(Task instructions):
Produce a word-for-word copy of the listing below without its pictures.

——————

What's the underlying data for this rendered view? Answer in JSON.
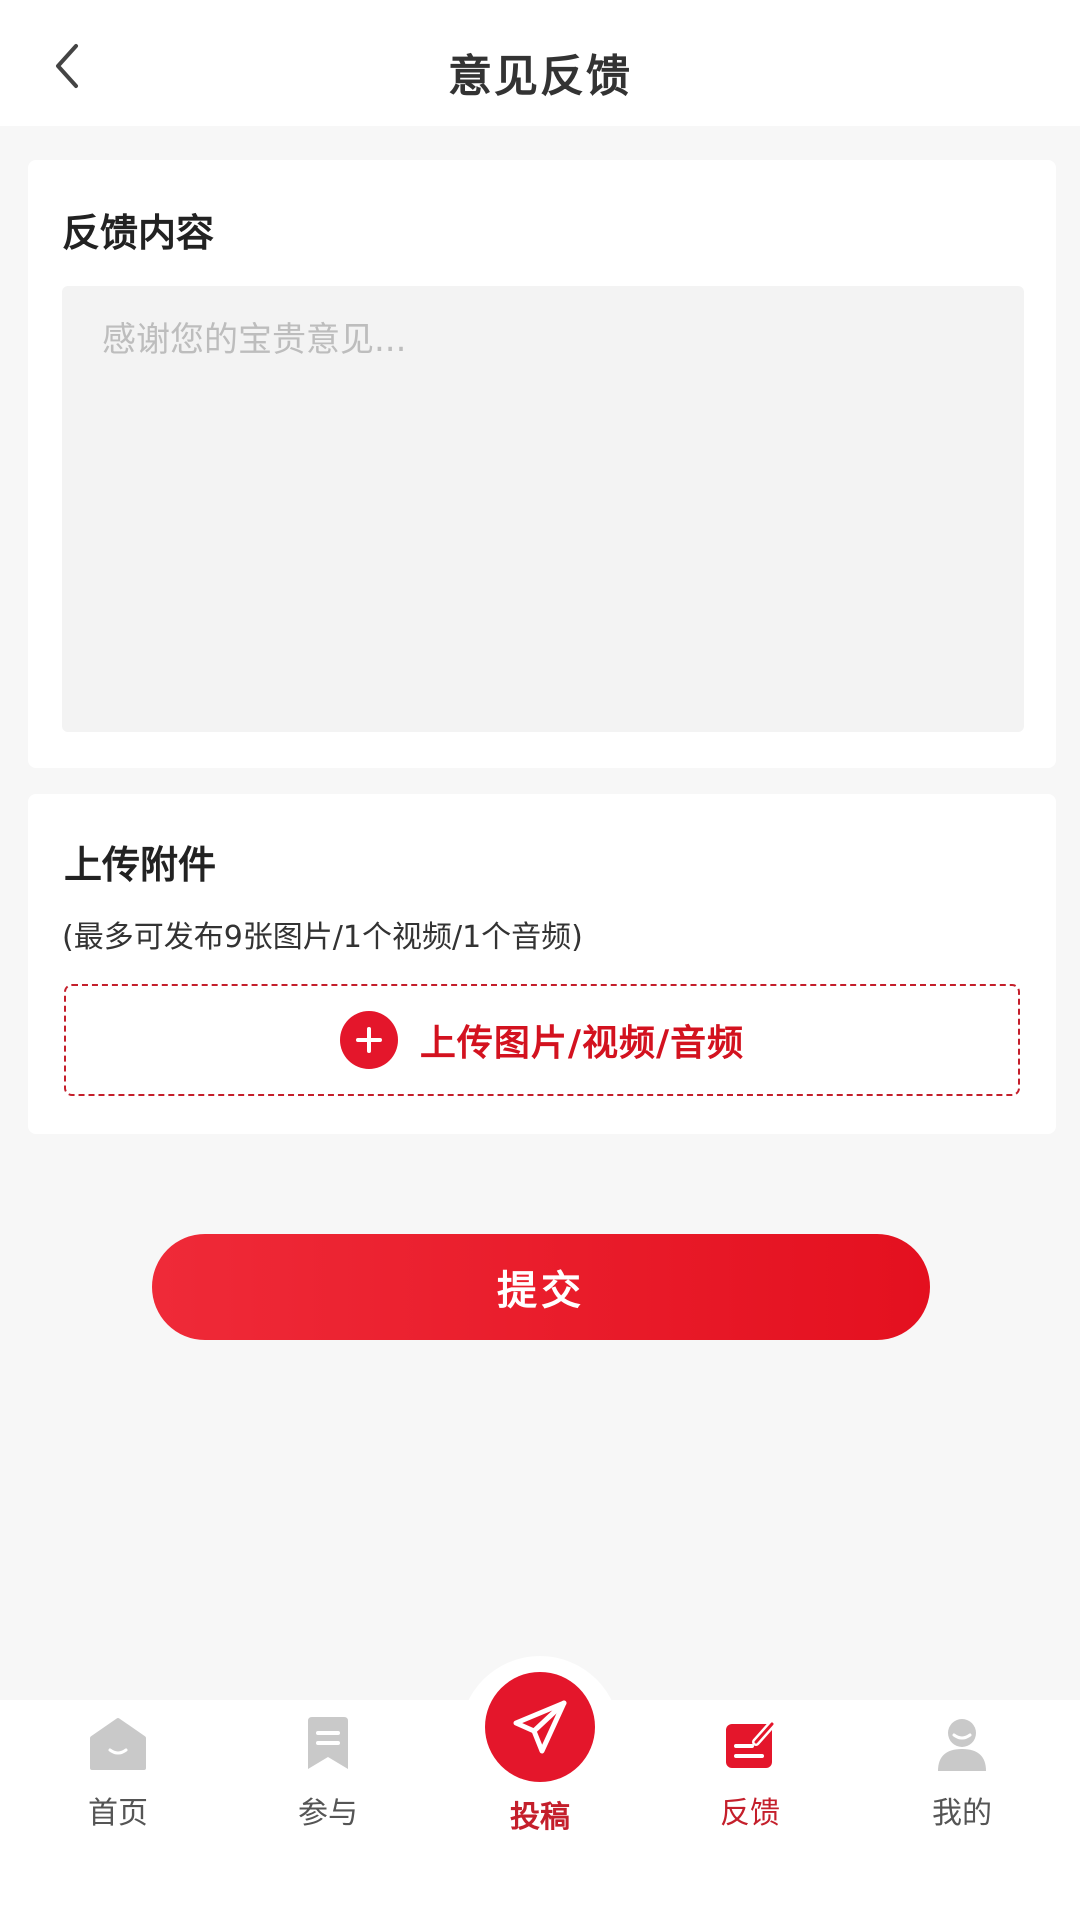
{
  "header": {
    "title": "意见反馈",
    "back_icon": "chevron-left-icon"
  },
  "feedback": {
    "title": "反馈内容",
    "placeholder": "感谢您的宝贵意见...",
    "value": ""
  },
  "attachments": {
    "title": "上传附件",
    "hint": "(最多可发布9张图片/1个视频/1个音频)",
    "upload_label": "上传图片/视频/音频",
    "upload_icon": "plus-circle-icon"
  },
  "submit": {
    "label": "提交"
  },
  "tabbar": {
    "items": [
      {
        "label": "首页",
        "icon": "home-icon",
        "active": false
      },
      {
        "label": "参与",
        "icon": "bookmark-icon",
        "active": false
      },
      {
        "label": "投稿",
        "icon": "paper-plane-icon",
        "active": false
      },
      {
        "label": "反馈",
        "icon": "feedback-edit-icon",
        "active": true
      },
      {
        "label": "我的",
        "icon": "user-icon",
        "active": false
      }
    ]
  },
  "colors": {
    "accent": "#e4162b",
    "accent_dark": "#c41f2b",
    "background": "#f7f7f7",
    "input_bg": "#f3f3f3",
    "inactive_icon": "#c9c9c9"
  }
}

——————

(Correct response):
What's the underlying data for this rendered view? Answer in JSON.
{
  "header": {
    "title": "意见反馈",
    "back_icon": "chevron-left-icon"
  },
  "feedback": {
    "title": "反馈内容",
    "placeholder": "感谢您的宝贵意见...",
    "value": ""
  },
  "attachments": {
    "title": "上传附件",
    "hint": "(最多可发布9张图片/1个视频/1个音频)",
    "upload_label": "上传图片/视频/音频",
    "upload_icon": "plus-circle-icon"
  },
  "submit": {
    "label": "提交"
  },
  "tabbar": {
    "items": [
      {
        "label": "首页",
        "icon": "home-icon",
        "active": false
      },
      {
        "label": "参与",
        "icon": "bookmark-icon",
        "active": false
      },
      {
        "label": "投稿",
        "icon": "paper-plane-icon",
        "active": false
      },
      {
        "label": "反馈",
        "icon": "feedback-edit-icon",
        "active": true
      },
      {
        "label": "我的",
        "icon": "user-icon",
        "active": false
      }
    ]
  },
  "colors": {
    "accent": "#e4162b",
    "accent_dark": "#c41f2b",
    "background": "#f7f7f7",
    "input_bg": "#f3f3f3",
    "inactive_icon": "#c9c9c9"
  }
}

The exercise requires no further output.